The problem ▸
Copy out all lines with the word "gemmis" in them.
## Begin Data listing
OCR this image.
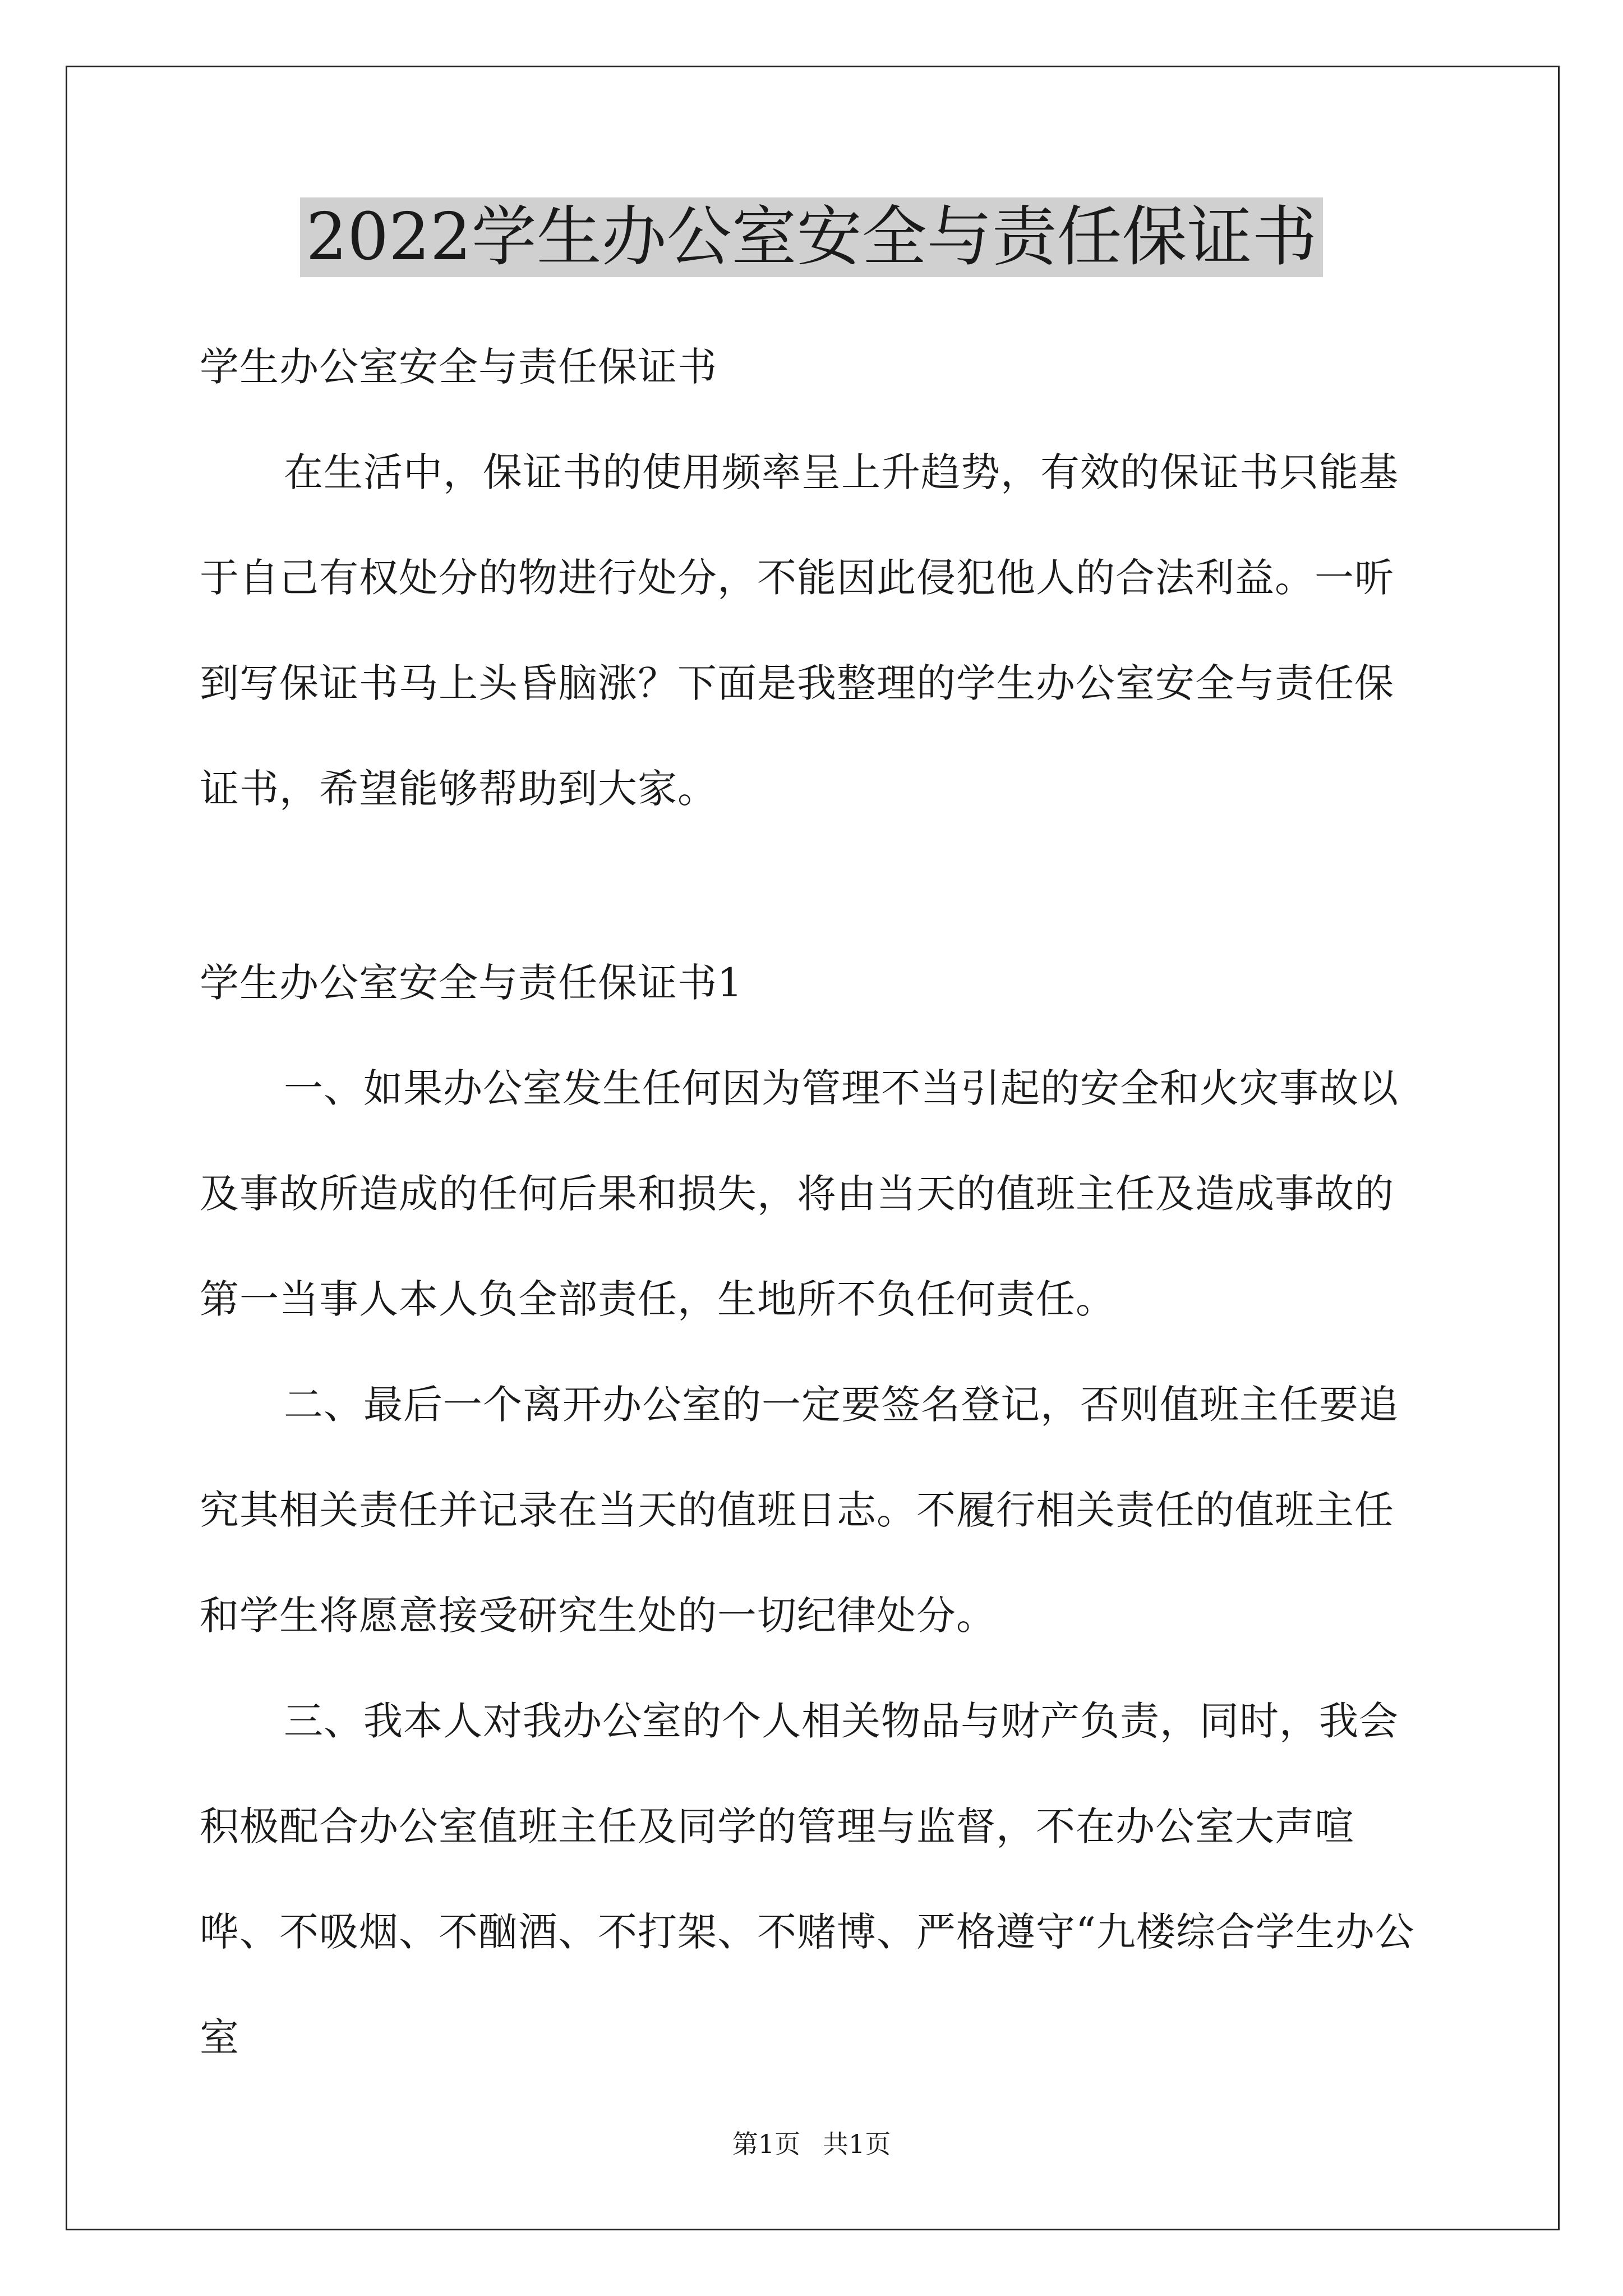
2022学生办公室安全与责任保证书

学生办公室安全与责任保证书

在生活中，保证书的使用频率呈上升趋势，有效的保证书只能基于自己有权处分的物进行处分，不能因此侵犯他人的合法利益。一听到写保证书马上头昏脑涨？下面是我整理的学生办公室安全与责任保证书，希望能够帮助到大家。

学生办公室安全与责任保证书1

一、如果办公室发生任何因为管理不当引起的安全和火灾事故以及事故所造成的任何后果和损失，将由当天的值班主任及造成事故的第一当事人本人负全部责任，生地所不负任何责任。

二、最后一个离开办公室的一定要签名登记，否则值班主任要追究其相关责任并记录在当天的值班日志。不履行相关责任的值班主任和学生将愿意接受研究生处的一切纪律处分。

三、我本人对我办公室的个人相关物品与财产负责，同时，我会积极配合办公室值班主任及同学的管理与监督，不在办公室大声喧哗、不吸烟、不酗酒、不打架、不赌博、严格遵守“九楼综合学生办公室

第1页 共1页
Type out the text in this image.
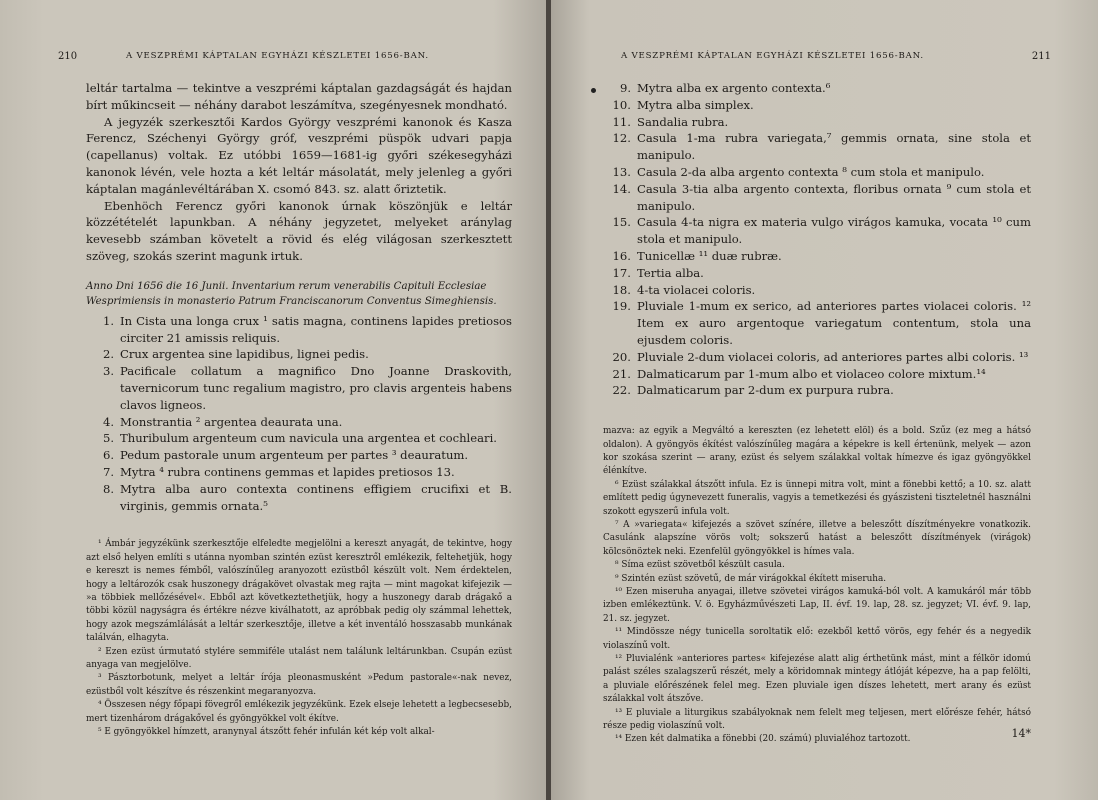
210	A VESZPRÉMI KÁPTALAN EGYHÁZI KÉSZLETEI 1656-BAN.

leltár tartalma — tekintve a veszprémi káptalan gazdagságát és hajdan bírt műkincseit — néhány darabot leszámítva, szegényesnek mondható.

A jegyzék szerkesztői Kardos György veszprémi kanonok és Kasza Ferencz, Széchenyi György gróf, veszprémi püspök udvari papja (capellanus) voltak. Ez utóbbi 1659—1681-ig győri székesegyházi kanonok lévén, vele hozta a két leltár másolatát, mely jelenleg a győri káptalan magánlevéltárában X. csomó 843. sz. alatt őriztetik.

Ebenhöch Ferencz győri kanonok úrnak köszönjük e leltár közzétételét lapunkban. A néhány jegyzetet, melyeket aránylag kevesebb számban követelt a rövid és elég világosan szerkesztett szöveg, szokás szerint magunk irtuk.

Anno Dni 1656 die 16 Junii. Inventarium rerum venerabilis Capituli Ecclesiae Wesprimiensis in monasterio Patrum Franciscanorum Conventus Simeghiensis.
1. In Cista una longa crux ¹ satis magna, continens lapides pretiosos circiter 21 amissis reliquis.
2. Crux argentea sine lapidibus, lignei pedis.
3. Pacificale collatum a magnifico Dno Joanne Draskovith, tavernicorum tunc regalium magistro, pro clavis argenteis habens clavos ligneos.
4. Monstrantia ² argentea deaurata una.
5. Thuribulum argenteum cum navicula una argentea et cochleari.
6. Pedum pastorale unum argenteum per partes ³ deauratum.
7. Mytra ⁴ rubra continens gemmas et lapides pretiosos 13.
8. Mytra alba auro contexta continens effigiem crucifixi et B. virginis, gemmis ornata.⁵

¹ Ámbár jegyzékünk szerkesztője elfeledte megjelölni a kereszt anyagát, de tekintve, hogy azt első helyen említi s utánna nyomban szintén ezüst keresztről emlékezik, feltehetjük, hogy e kereszt is nemes fémből, valószínűleg aranyozott ezüstből készült volt. Nem érdektelen, hogy a leltározók csak huszonegy drágakövet olvastak meg rajta — mint magokat kifejezik — »a többiek mellőzésével«. Ebből azt következtethetjük, hogy a huszonegy darab drágakő a többi közül nagyságra és értékre nézve kiválhatott, az apróbbak pedig oly számmal lehettek, hogy azok megszámlálását a leltár szerkesztője, illetve a két inventáló hosszasabb munkának találván, elhagyta.

² Ezen ezüst úrmutató stylére semmiféle utalást nem találunk leltárunkban. Csupán ezüst anyaga van megjelölve.

³ Pásztorbotunk, melyet a leltár írója pleonasmusként »Pedum pastorale«-nak nevez, ezüstből volt készítve és részenkint megaranyozva.

⁴ Összesen négy főpapi fövegről emlékezik jegyzékünk. Ezek elseje lehetett a legbecsesebb, mert tizenhárom drágakővel és gyöngyökkel volt ékítve.

⁵ E gyöngyökkel hímzett, aranynyal átszőtt fehér infulán két kép volt alkal-

A VESZPRÉMI KÁPTALAN EGYHÁZI KÉSZLETEI 1656-BAN.	211
9. Mytra alba ex argento contexta.⁶
10. Mytra alba simplex.
11. Sandalia rubra.
12. Casula 1-ma rubra variegata,⁷ gemmis ornata, sine stola et manipulo.
13. Casula 2-da alba argento contexta ⁸ cum stola et manipulo.
14. Casula 3-tia alba argento contexta, floribus ornata ⁹ cum stola et manipulo.
15. Casula 4-ta nigra ex materia vulgo virágos kamuka, vocata ¹⁰ cum stola et manipulo.
16. Tunicellæ ¹¹ duæ rubræ.
17. Tertia alba.
18. 4-ta violacei coloris.
19. Pluviale 1-mum ex serico, ad anteriores partes violacei coloris. ¹² Item ex auro argentoque variegatum contentum, stola una ejusdem coloris.
20. Pluviale 2-dum violacei coloris, ad anteriores partes albi coloris. ¹³
21. Dalmaticarum par 1-mum albo et violaceo colore mixtum.¹⁴
22. Dalmaticarum par 2-dum ex purpura rubra.

mazva: az egyik a Megváltó a kereszten (ez lehetett elöl) és a bold. Szűz (ez meg a hátsó oldalon). A gyöngyös ékítést valószínűleg magára a képekre is kell értenünk, melyek — azon kor szokása szerint — arany, ezüst és selyem szálakkal voltak hímezve és igaz gyöngyökkel élénkítve.

⁶ Ezüst szálakkal átszőtt infula. Ez is ünnepi mitra volt, mint a fönebbi kettő; a 10. sz. alatt említett pedig úgynevezett funeralis, vagyis a temetkezési és gyászisteni tiszteletnél használni szokott egyszerű infula volt.

⁷ A »variegata« kifejezés a szövet színére, illetve a beleszőtt díszítményekre vonatkozik. Casulánk alapszíne vörös volt; sokszerű hatást a beleszőtt díszítmények (virágok) kölcsönöztek neki. Ezenfelül gyöngyökkel is hímes vala.

⁸ Síma ezüst szövetből készült casula.

⁹ Szintén ezüst szövetű, de már virágokkal ékített miseruha.

¹⁰ Ezen miseruha anyagai, illetve szövetei virágos kamuká-ból volt. A kamukáról már több izben emlékeztünk. V. ö. Egyházművészeti Lap, II. évf. 19. lap, 28. sz. jegyzet; VI. évf. 9. lap, 21. sz. jegyzet.

¹¹ Mindössze négy tunicella soroltatik elő: ezekből kettő vörös, egy fehér és a negyedik violaszínű volt.

¹² Pluvialénk »anteriores partes« kifejezése alatt alig érthetünk mást, mint a félkör idomú palást széles szalagszerű részét, mely a köridomnak mintegy átlóját képezve, ha a pap felölti, a pluviale előrészének felel meg. Ezen pluviale igen díszes lehetett, mert arany és ezüst szálakkal volt átszőve.

¹³ E pluviale a liturgikus szabályoknak nem felelt meg teljesen, mert előrésze fehér, hátsó része pedig violaszínű volt.

¹⁴ Ezen két dalmatika a fönebbi (20. számú) pluvialéhoz tartozott.	14*
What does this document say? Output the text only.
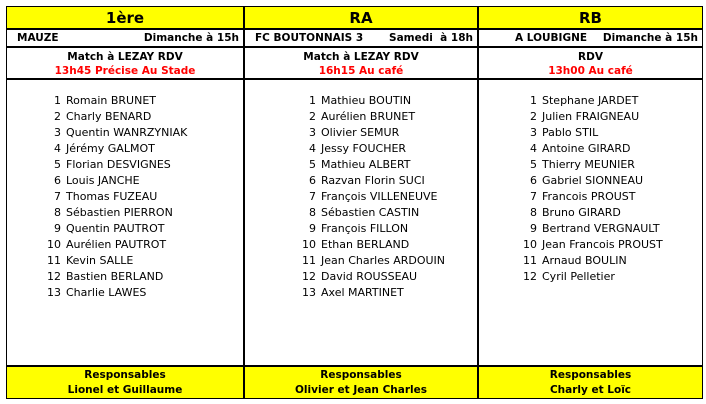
1ère
MAUZE	Dimanche à 15h
Match à LEZAY RDV
13h45 Précise Au Stade
1 Romain BRUNET
2 Charly BENARD
3 Quentin WANRZYNIAK
4 Jérémy GALMOT
5 Florian DESVIGNES
6 Louis JANCHE
7 Thomas FUZEAU
8 Sébastien PIERRON
9 Quentin PAUTROT
10 Aurélien PAUTROT
11 Kevin SALLE
12 Bastien BERLAND
13 Charlie LAWES
Responsables
Lionel et Guillaume
RA
FC BOUTONNAIS 3 Samedi  à 18h
Match à LEZAY RDV
16h15 Au café
1 Mathieu BOUTIN
2 Aurélien BRUNET
3 Olivier SEMUR
4 Jessy FOUCHER
5 Mathieu ALBERT
6 Razvan Florin SUCI
7 François VILLENEUVE
8 Sébastien CASTIN
9 François FILLON
10 Ethan BERLAND
11 Jean Charles ARDOUIN
12 David ROUSSEAU
13 Axel MARTINET
Responsables
Olivier et Jean Charles
RB
A LOUBIGNE Dimanche à 15h
RDV
13h00 Au café
1 Stephane JARDET
2 Julien FRAIGNEAU
3 Pablo STIL
4 Antoine GIRARD
5 Thierry MEUNIER
6 Gabriel SIONNEAU
7 Francois PROUST
8 Bruno GIRARD
9 Bertrand VERGNAULT
10 Jean Francois PROUST
11 Arnaud BOULIN
12 Cyril Pelletier
Responsables
Charly et Loïc
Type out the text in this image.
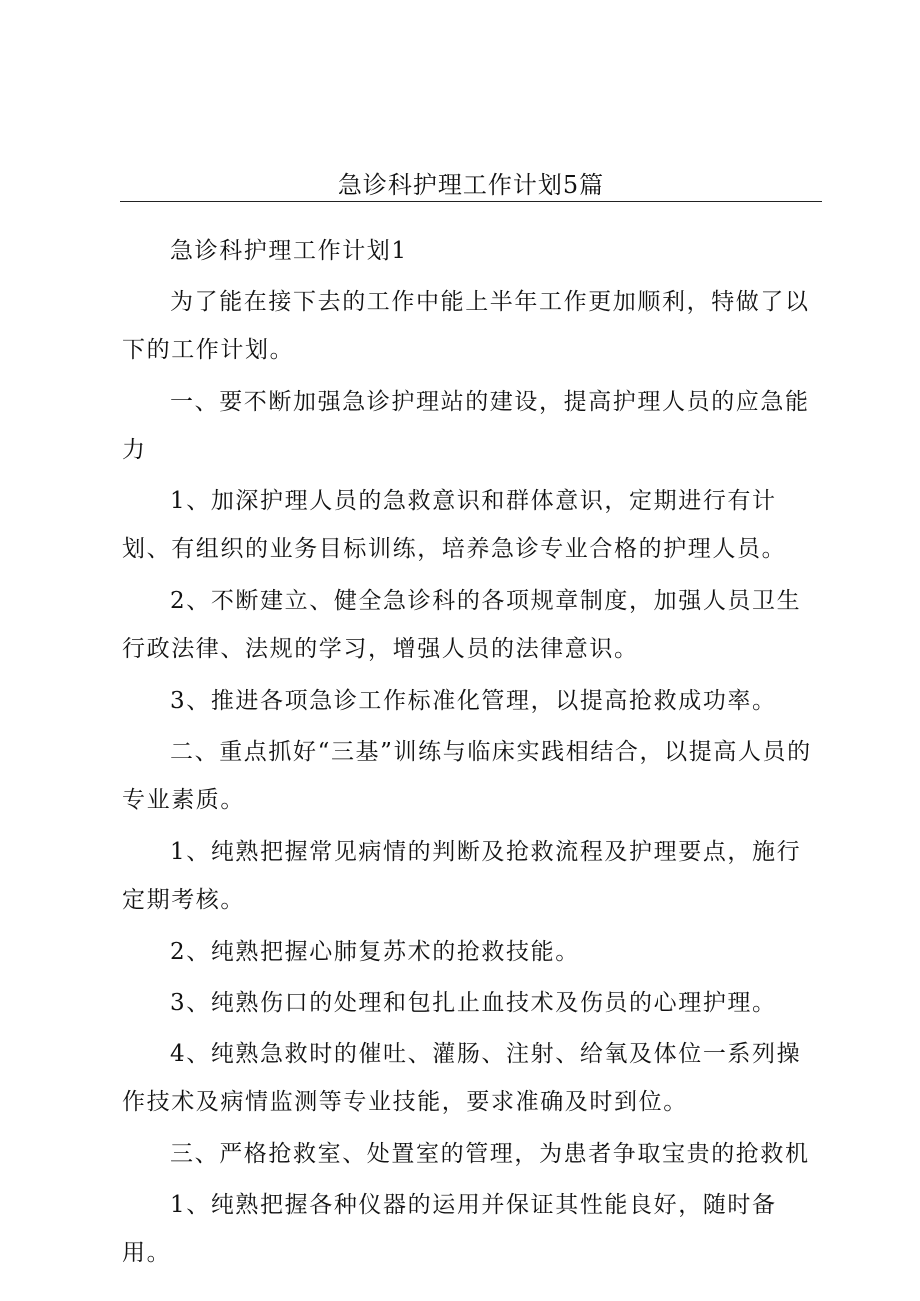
急诊科护理工作计划5篇

急诊科护理工作计划1

为了能在接下去的工作中能上半年工作更加顺利，特做了以下的工作计划。

一、要不断加强急诊护理站的建设，提高护理人员的应急能力

1、加深护理人员的急救意识和群体意识，定期进行有计划、有组织的业务目标训练，培养急诊专业合格的护理人员。

2、不断建立、健全急诊科的各项规章制度，加强人员卫生行政法律、法规的学习，增强人员的法律意识。

3、推进各项急诊工作标准化管理，以提高抢救成功率。

二、重点抓好“三基”训练与临床实践相结合，以提高人员的专业素质。

1、纯熟把握常见病情的判断及抢救流程及护理要点，施行定期考核。

2、纯熟把握心肺复苏术的抢救技能。

3、纯熟伤口的处理和包扎止血技术及伤员的心理护理。

4、纯熟急救时的催吐、灌肠、注射、给氧及体位一系列操作技术及病情监测等专业技能，要求准确及时到位。

三、严格抢救室、处置室的管理，为患者争取宝贵的抢救机

1、纯熟把握各种仪器的运用并保证其性能良好，随时备用。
## End Data listing
Correct response ▸
8. Mytra alba auro contexta continens effigiem crucifixi et B. virginis, gemmis ornata.⁵
12. Casula 1-ma rubra variegata,⁷ gemmis ornata, sine stola et manipulo.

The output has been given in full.